* _수행할 작업_
기록의 첫 줄부터 "inspection-type-cell: 定 向 <box>335 580" 문구가 들어 있는 줄까지, 양 끝 줄을 포함하여 한 글자도 바꾸지 말고 그대로 옮겨 적으십시오. 그 밖의 줄은 적지 마십시오.
------------
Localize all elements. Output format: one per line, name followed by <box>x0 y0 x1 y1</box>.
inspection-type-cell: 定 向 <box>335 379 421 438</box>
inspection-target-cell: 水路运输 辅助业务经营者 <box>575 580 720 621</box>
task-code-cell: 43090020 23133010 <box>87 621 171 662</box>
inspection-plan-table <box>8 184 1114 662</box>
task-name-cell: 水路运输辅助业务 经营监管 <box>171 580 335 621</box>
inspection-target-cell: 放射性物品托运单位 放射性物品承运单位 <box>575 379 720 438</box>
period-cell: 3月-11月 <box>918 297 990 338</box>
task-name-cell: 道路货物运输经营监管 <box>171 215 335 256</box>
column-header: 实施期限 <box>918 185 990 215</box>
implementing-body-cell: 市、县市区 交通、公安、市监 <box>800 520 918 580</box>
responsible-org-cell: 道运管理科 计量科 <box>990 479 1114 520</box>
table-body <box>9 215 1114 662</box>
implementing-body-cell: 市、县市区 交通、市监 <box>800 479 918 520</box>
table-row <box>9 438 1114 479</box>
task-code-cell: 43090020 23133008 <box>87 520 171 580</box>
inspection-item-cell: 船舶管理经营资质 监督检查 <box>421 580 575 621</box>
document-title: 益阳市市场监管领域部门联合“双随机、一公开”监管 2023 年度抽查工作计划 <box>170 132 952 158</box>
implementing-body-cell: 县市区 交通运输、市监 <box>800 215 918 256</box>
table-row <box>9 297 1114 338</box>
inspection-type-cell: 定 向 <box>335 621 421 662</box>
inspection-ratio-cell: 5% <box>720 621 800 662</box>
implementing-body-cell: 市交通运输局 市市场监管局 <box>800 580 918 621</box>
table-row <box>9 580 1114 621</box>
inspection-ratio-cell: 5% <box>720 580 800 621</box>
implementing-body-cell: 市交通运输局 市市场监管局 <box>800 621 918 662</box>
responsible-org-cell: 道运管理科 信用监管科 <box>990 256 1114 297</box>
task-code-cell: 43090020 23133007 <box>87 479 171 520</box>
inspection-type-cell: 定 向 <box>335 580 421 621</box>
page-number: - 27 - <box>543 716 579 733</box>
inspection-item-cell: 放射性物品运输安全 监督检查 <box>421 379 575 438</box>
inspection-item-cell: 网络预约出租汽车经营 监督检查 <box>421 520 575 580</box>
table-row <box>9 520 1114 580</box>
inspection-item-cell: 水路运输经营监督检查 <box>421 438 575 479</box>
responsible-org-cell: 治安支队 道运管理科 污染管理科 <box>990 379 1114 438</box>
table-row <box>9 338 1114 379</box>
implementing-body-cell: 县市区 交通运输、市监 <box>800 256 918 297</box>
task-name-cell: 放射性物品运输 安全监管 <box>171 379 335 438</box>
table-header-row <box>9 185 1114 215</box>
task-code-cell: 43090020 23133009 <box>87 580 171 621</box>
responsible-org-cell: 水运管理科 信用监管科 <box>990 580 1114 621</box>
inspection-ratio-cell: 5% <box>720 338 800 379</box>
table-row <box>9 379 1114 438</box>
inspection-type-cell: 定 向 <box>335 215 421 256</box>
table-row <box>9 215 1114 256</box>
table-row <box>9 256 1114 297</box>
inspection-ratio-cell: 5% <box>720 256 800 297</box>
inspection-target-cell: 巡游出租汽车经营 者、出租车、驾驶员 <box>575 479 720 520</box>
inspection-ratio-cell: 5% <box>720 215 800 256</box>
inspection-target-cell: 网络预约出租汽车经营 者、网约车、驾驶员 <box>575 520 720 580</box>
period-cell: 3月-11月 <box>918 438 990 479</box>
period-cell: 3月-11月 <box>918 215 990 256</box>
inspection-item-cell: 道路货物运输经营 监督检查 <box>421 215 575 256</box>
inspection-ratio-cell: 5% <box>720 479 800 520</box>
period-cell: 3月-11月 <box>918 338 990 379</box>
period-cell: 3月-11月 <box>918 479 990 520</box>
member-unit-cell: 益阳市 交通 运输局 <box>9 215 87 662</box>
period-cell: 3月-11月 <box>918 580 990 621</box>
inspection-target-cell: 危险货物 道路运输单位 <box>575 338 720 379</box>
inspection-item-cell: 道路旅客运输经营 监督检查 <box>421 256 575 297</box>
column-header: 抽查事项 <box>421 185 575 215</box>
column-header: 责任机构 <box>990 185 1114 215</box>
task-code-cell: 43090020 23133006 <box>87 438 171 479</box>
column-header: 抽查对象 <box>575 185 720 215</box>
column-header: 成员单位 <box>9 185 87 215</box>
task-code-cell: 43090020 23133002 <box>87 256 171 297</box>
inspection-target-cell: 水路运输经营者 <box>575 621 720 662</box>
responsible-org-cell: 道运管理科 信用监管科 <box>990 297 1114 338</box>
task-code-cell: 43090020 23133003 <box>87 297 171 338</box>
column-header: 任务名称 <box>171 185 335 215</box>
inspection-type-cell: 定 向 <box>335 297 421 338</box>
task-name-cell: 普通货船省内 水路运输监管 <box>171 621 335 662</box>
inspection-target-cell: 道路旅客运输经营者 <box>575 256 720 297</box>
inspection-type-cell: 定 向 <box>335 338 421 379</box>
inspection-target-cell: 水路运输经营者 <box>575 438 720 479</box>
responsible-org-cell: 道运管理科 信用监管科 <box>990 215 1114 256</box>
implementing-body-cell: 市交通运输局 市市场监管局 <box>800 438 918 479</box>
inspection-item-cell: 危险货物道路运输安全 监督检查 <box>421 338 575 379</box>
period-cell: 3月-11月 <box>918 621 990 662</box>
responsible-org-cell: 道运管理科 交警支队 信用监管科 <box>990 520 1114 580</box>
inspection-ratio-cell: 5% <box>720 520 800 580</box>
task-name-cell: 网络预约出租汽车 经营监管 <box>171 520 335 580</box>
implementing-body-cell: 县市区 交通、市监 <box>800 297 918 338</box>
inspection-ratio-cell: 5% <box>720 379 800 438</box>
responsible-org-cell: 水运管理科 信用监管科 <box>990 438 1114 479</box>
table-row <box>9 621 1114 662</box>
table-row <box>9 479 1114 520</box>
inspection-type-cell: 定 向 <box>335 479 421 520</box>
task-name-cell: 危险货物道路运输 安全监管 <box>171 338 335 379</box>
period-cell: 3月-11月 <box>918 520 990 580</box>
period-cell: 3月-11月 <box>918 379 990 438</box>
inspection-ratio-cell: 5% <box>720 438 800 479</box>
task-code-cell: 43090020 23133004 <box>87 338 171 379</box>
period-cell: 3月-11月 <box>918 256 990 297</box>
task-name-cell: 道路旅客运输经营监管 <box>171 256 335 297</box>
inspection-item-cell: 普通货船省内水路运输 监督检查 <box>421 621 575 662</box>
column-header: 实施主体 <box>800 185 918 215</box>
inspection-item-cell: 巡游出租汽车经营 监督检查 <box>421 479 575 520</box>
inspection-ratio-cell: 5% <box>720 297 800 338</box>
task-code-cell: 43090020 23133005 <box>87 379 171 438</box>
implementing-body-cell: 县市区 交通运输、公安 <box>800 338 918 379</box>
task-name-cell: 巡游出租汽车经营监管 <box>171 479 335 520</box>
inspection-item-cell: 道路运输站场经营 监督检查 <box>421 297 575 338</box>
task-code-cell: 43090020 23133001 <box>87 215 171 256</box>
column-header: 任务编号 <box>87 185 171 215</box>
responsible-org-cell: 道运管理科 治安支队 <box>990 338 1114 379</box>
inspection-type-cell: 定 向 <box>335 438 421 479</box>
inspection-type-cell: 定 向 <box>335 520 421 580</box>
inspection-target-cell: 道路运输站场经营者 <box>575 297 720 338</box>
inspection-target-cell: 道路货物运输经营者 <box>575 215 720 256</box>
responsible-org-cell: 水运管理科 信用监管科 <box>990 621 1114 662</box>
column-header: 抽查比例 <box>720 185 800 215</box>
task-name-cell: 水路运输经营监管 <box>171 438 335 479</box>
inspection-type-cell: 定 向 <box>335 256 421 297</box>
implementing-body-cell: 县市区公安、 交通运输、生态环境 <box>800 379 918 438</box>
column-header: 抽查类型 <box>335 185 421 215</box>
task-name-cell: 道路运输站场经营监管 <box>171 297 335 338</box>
------------
* _실습 결과_
Localize all elements. Output format: one per line, name followed by <box>x0 y0 x1 y1</box>.
inspection-type-cell: 定 向 <box>335 379 421 438</box>
inspection-target-cell: 水路运输 辅助业务经营者 <box>575 580 720 621</box>
task-code-cell: 43090020 23133010 <box>87 621 171 662</box>
inspection-plan-table <box>8 184 1114 662</box>
task-name-cell: 水路运输辅助业务 经营监管 <box>171 580 335 621</box>
inspection-target-cell: 放射性物品托运单位 放射性物品承运单位 <box>575 379 720 438</box>
period-cell: 3月-11月 <box>918 297 990 338</box>
task-name-cell: 道路货物运输经营监管 <box>171 215 335 256</box>
column-header: 实施期限 <box>918 185 990 215</box>
implementing-body-cell: 市、县市区 交通、公安、市监 <box>800 520 918 580</box>
responsible-org-cell: 道运管理科 计量科 <box>990 479 1114 520</box>
table-body <box>9 215 1114 662</box>
implementing-body-cell: 市、县市区 交通、市监 <box>800 479 918 520</box>
table-row <box>9 438 1114 479</box>
task-code-cell: 43090020 23133008 <box>87 520 171 580</box>
inspection-item-cell: 船舶管理经营资质 监督检查 <box>421 580 575 621</box>
document-title: 益阳市市场监管领域部门联合“双随机、一公开”监管 2023 年度抽查工作计划 <box>170 132 952 158</box>
implementing-body-cell: 县市区 交通运输、市监 <box>800 215 918 256</box>
table-row <box>9 297 1114 338</box>
inspection-type-cell: 定 向 <box>335 621 421 662</box>
inspection-ratio-cell: 5% <box>720 621 800 662</box>
implementing-body-cell: 市交通运输局 市市场监管局 <box>800 580 918 621</box>
table-row <box>9 580 1114 621</box>
inspection-ratio-cell: 5% <box>720 580 800 621</box>
implementing-body-cell: 市交通运输局 市市场监管局 <box>800 621 918 662</box>
responsible-org-cell: 道运管理科 信用监管科 <box>990 256 1114 297</box>
task-code-cell: 43090020 23133007 <box>87 479 171 520</box>
inspection-type-cell: 定 向 <box>335 580 421 621</box>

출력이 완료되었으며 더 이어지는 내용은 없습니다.